| What to produce |
Print all the data, keeping every line exactly as it is.

| Data lines |
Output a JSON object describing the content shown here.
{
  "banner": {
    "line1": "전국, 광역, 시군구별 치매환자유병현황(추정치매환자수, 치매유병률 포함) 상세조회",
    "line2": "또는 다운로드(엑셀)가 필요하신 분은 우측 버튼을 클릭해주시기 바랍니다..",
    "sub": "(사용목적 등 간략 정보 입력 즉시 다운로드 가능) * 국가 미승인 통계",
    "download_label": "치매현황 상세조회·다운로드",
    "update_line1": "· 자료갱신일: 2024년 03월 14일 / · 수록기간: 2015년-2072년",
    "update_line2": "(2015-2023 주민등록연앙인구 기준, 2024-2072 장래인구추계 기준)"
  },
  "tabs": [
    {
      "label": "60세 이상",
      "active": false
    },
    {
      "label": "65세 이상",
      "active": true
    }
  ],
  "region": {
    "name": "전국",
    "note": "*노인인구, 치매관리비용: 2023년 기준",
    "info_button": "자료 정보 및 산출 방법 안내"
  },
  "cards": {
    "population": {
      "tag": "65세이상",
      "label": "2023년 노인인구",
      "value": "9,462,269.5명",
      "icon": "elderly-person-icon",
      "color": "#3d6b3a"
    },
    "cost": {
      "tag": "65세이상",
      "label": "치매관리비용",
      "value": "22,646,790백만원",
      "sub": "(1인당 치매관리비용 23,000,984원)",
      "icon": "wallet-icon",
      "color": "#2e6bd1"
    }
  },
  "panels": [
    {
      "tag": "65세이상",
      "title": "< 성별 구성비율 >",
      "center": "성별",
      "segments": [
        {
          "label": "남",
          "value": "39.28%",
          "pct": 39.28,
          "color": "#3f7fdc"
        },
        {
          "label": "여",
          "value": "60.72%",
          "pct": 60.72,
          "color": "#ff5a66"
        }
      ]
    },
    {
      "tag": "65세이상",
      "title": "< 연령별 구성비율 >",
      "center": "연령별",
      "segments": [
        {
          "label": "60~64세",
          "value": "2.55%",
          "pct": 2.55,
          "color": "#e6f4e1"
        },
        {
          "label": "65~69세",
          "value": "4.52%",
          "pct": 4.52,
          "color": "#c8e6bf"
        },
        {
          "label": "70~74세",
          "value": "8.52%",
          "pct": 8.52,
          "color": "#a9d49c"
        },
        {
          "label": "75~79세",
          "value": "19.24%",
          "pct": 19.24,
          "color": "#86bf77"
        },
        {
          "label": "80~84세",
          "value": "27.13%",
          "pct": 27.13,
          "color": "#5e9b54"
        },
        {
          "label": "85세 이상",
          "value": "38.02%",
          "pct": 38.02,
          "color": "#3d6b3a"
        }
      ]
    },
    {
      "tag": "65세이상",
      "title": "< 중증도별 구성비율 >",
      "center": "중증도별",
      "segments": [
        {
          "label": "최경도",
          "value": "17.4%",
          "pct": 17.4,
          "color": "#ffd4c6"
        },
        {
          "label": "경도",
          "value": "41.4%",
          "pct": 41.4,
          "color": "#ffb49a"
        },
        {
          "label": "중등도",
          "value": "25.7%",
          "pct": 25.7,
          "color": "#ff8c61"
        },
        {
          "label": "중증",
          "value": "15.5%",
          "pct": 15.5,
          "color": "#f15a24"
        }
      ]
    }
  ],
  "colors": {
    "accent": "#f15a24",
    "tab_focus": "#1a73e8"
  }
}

| Expected answer |
Output a JSON object describing the content shown here.
{
  "banner": {
    "line1": "전국, 광역, 시군구별 치매환자유병현황(추정치매환자수, 치매유병률 포함) 상세조회",
    "line2": "또는 다운로드(엑셀)가 필요하신 분은 우측 버튼을 클릭해주시기 바랍니다..",
    "sub": "(사용목적 등 간략 정보 입력 즉시 다운로드 가능) * 국가 미승인 통계",
    "download_label": "치매현황 상세조회·다운로드",
    "update_line1": "· 자료갱신일: 2024년 03월 14일 / · 수록기간: 2015년-2072년",
    "update_line2": "(2015-2023 주민등록연앙인구 기준, 2024-2072 장래인구추계 기준)"
  },
  "tabs": [
    {
      "label": "60세 이상",
      "active": false
    },
    {
      "label": "65세 이상",
      "active": true
    }
  ],
  "region": {
    "name": "전국",
    "note": "*노인인구, 치매관리비용: 2023년 기준",
    "info_button": "자료 정보 및 산출 방법 안내"
  },
  "cards": {
    "population": {
      "tag": "65세이상",
      "label": "2023년 노인인구",
      "value": "9,462,269.5명",
      "icon": "elderly-person-icon",
      "color": "#3d6b3a"
    },
    "cost": {
      "tag": "65세이상",
      "label": "치매관리비용",
      "value": "22,646,790백만원",
      "sub": "(1인당 치매관리비용 23,000,984원)",
      "icon": "wallet-icon",
      "color": "#2e6bd1"
    }
  },
  "panels": [
    {
      "tag": "65세이상",
      "title": "< 성별 구성비율 >",
      "center": "성별",
      "segments": [
        {
          "label": "남",
          "value": "39.28%",
          "pct": 39.28,
          "color": "#3f7fdc"
        },
        {
          "label": "여",
          "value": "60.72%",
          "pct": 60.72,
          "color": "#ff5a66"
        }
      ]
    },
    {
      "tag": "65세이상",
      "title": "< 연령별 구성비율 >",
      "center": "연령별",
      "segments": [
        {
          "label": "60~64세",
          "value": "2.55%",
          "pct": 2.55,
          "color": "#e6f4e1"
        },
        {
          "label": "65~69세",
          "value": "4.52%",
          "pct": 4.52,
          "color": "#c8e6bf"
        },
        {
          "label": "70~74세",
          "value": "8.52%",
          "pct": 8.52,
          "color": "#a9d49c"
        },
        {
          "label": "75~79세",
          "value": "19.24%",
          "pct": 19.24,
          "color": "#86bf77"
        },
        {
          "label": "80~84세",
          "value": "27.13%",
          "pct": 27.13,
          "color": "#5e9b54"
        },
        {
          "label": "85세 이상",
          "value": "38.02%",
          "pct": 38.02,
          "color": "#3d6b3a"
        }
      ]
    },
    {
      "tag": "65세이상",
      "title": "< 중증도별 구성비율 >",
      "center": "중증도별",
      "segments": [
        {
          "label": "최경도",
          "value": "17.4%",
          "pct": 17.4,
          "color": "#ffd4c6"
        },
        {
          "label": "경도",
          "value": "41.4%",
          "pct": 41.4,
          "color": "#ffb49a"
        },
        {
          "label": "중등도",
          "value": "25.7%",
          "pct": 25.7,
          "color": "#ff8c61"
        },
        {
          "label": "중증",
          "value": "15.5%",
          "pct": 15.5,
          "color": "#f15a24"
        }
      ]
    }
  ],
  "colors": {
    "accent": "#f15a24",
    "tab_focus": "#1a73e8"
  }
}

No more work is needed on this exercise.